PROBLEM DESCRIPTION: Copy down every line where the string "fundamental" shows up.

RECORDED INFORMATION:
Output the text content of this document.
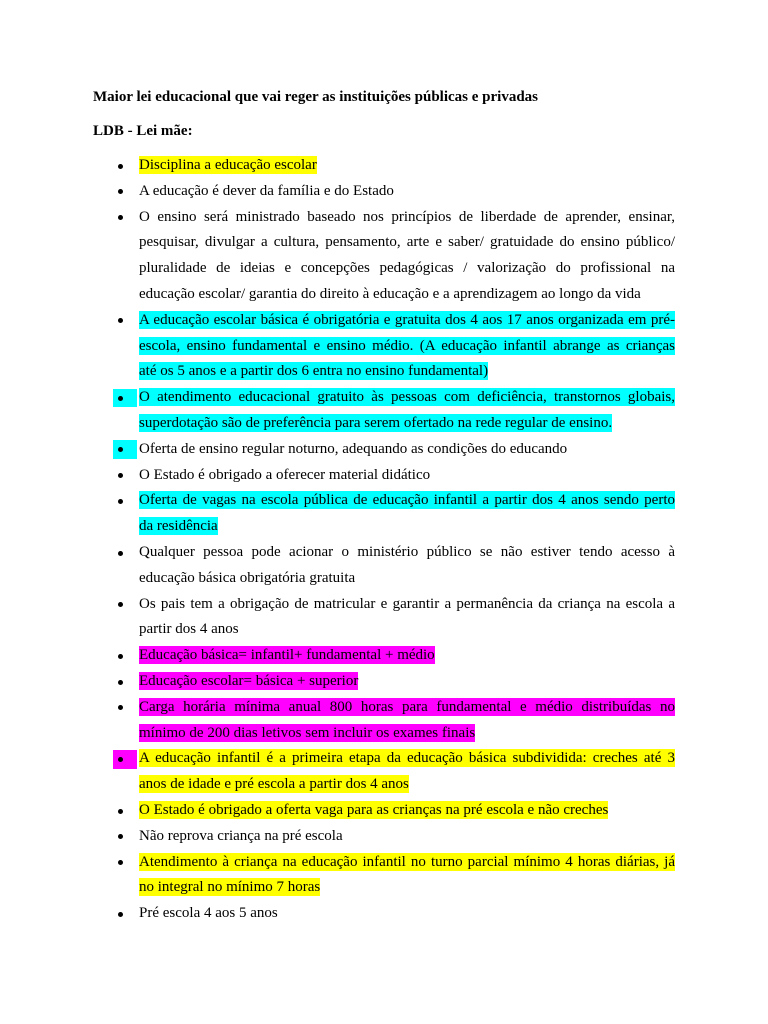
Maior lei educacional que vai reger as instituições públicas e privadas
LDB - Lei mãe:
Disciplina a educação escolar
A educação é dever da família e do Estado
O ensino será ministrado baseado nos princípios de liberdade de aprender, ensinar,
pesquisar, divulgar a cultura, pensamento, arte e saber/ gratuidade do ensino público/
pluralidade de ideias e concepções pedagógicas / valorização do profissional na
educação escolar/ garantia do direito à educação e a aprendizagem ao longo da vida
A educação escolar básica é obrigatória e gratuita dos 4 aos 17 anos organizada em pré-
escola, ensino fundamental e ensino médio. (A educação infantil abrange as crianças
até os 5 anos e a partir dos 6 entra no ensino fundamental)
O atendimento educacional gratuito às pessoas com deficiência, transtornos globais,
superdotação são de preferência para serem ofertado na rede regular de ensino.
Oferta de ensino regular noturno, adequando as condições do educando
O Estado é obrigado a oferecer material didático
Oferta de vagas na escola pública de educação infantil a partir dos 4 anos sendo perto
da residência
Qualquer pessoa pode acionar o ministério público se não estiver tendo acesso à
educação básica obrigatória gratuita
Os pais tem a obrigação de matricular e garantir a permanência da criança na escola a
partir dos 4 anos
Educação básica= infantil+ fundamental + médio
Educação escolar= básica + superior
Carga horária mínima anual 800 horas para fundamental e médio distribuídas no
mínimo de 200 dias letivos sem incluir os exames finais
A educação infantil é a primeira etapa da educação básica subdividida: creches até 3
anos de idade e pré escola a partir dos 4 anos
O Estado é obrigado a oferta vaga para as crianças na pré escola e não creches
Não reprova criança na pré escola
Atendimento à criança na educação infantil no turno parcial mínimo 4 horas diárias, já
no integral no mínimo 7 horas
Pré escola 4 aos 5 anos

EXERCISE OUTPUT:
escola, ensino fundamental e ensino médio. (A educação infantil abrange as crianças
até os 5 anos e a partir dos 6 entra no ensino fundamental)
Educação básica= infantil+ fundamental + médio
Carga horária mínima anual 800 horas para fundamental e médio distribuídas no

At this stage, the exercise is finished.